**Work to do:**
Going through the material below, please gather all lines with the word "guideline" in them.

╔══

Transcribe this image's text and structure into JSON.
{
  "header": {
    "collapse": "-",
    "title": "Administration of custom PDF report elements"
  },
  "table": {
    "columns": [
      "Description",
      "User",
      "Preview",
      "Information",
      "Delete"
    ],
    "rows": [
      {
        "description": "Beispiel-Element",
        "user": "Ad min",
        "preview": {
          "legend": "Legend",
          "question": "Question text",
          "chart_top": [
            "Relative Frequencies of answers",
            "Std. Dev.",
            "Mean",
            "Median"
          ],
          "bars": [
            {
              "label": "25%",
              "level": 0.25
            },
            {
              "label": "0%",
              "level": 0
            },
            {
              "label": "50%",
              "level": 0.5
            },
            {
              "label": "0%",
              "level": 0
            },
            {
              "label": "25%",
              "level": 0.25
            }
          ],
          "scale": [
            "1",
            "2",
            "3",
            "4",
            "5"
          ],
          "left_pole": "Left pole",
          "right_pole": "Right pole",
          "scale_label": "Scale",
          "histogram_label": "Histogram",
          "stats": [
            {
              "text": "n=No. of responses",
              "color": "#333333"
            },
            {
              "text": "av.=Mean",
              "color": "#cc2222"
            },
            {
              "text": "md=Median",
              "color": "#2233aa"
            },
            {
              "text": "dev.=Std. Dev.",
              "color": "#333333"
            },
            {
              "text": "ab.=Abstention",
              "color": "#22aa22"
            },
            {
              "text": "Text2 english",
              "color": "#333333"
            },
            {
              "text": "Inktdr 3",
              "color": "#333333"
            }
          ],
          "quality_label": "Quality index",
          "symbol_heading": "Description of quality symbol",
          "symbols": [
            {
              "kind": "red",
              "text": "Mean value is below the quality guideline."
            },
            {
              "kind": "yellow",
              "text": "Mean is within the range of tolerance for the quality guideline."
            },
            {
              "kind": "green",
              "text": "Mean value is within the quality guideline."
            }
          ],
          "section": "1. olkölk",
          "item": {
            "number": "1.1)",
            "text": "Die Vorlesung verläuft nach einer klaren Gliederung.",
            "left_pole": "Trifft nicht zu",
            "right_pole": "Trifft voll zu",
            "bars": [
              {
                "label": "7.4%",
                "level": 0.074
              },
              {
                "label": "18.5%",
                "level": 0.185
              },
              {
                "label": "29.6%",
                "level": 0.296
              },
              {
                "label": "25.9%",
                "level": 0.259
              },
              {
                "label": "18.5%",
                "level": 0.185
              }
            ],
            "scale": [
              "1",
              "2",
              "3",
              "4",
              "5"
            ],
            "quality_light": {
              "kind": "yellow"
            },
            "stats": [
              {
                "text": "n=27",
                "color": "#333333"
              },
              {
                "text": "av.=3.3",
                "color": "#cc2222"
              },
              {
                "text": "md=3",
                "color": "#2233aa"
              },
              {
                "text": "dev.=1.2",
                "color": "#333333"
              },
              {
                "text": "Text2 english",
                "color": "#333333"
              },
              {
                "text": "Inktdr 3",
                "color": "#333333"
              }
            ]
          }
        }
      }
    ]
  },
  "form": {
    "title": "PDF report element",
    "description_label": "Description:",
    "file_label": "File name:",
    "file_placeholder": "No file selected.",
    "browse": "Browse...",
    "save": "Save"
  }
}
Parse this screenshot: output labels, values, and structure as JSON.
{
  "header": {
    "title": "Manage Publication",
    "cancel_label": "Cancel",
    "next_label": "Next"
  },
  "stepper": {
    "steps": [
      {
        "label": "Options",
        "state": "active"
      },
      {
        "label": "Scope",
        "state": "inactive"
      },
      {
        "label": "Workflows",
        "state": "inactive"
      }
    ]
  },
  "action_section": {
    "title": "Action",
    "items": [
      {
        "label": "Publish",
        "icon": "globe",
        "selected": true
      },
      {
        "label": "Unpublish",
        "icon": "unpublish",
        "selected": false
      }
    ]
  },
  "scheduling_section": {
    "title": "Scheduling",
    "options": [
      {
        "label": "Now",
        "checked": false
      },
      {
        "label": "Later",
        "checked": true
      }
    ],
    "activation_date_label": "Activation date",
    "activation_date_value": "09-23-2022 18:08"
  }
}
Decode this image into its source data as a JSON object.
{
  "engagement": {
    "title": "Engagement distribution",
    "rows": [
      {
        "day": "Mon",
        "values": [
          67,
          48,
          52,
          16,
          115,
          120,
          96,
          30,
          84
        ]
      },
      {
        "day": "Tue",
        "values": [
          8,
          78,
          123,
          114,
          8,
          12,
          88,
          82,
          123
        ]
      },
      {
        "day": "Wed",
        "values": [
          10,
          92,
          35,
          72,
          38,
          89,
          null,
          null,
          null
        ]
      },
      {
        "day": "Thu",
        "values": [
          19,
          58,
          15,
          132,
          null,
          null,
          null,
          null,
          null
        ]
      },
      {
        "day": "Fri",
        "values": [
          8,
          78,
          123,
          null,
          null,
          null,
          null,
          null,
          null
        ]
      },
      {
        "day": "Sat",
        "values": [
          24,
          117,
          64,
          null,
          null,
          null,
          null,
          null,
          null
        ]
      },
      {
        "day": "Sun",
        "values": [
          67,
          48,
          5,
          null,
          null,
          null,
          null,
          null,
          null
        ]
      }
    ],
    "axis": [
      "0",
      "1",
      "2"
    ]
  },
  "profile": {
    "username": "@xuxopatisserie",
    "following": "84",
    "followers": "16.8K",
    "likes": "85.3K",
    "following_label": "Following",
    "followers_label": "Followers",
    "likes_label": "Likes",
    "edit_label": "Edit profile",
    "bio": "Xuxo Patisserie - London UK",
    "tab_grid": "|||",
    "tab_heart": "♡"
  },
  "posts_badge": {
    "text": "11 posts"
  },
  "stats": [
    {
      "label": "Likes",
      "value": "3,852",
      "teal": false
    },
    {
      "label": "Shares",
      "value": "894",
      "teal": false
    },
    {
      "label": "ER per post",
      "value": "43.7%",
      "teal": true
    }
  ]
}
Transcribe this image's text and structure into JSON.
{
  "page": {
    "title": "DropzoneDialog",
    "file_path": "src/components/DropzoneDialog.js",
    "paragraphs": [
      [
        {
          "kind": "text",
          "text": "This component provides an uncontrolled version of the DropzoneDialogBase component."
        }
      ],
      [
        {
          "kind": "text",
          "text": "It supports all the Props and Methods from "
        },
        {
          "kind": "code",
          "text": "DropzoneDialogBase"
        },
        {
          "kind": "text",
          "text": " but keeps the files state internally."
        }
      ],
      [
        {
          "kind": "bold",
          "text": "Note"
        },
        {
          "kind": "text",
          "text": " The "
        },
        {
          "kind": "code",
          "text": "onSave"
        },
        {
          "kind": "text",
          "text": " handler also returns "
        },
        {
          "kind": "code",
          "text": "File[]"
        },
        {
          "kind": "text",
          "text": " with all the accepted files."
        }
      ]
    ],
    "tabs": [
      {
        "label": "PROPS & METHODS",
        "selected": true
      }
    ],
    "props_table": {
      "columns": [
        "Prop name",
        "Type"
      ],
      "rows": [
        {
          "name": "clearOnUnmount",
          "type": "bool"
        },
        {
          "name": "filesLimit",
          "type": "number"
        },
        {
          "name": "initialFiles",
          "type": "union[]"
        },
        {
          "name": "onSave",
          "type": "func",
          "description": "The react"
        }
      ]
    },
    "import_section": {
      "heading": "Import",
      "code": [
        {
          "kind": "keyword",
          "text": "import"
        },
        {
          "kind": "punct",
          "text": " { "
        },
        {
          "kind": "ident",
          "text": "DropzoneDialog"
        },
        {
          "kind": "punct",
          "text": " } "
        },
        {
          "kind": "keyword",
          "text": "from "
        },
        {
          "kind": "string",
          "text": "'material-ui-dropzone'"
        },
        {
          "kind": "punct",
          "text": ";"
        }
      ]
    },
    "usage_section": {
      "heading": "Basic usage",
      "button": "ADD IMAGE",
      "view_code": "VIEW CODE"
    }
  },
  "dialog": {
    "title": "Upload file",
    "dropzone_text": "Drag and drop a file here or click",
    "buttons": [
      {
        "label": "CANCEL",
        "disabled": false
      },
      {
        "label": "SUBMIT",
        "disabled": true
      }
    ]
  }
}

╚══

**Written response:**
              "text": "Mean value is below the quality guideline."
              "text": "Mean is within the range of tolerance for the quality guideline."
              "text": "Mean value is within the quality guideline."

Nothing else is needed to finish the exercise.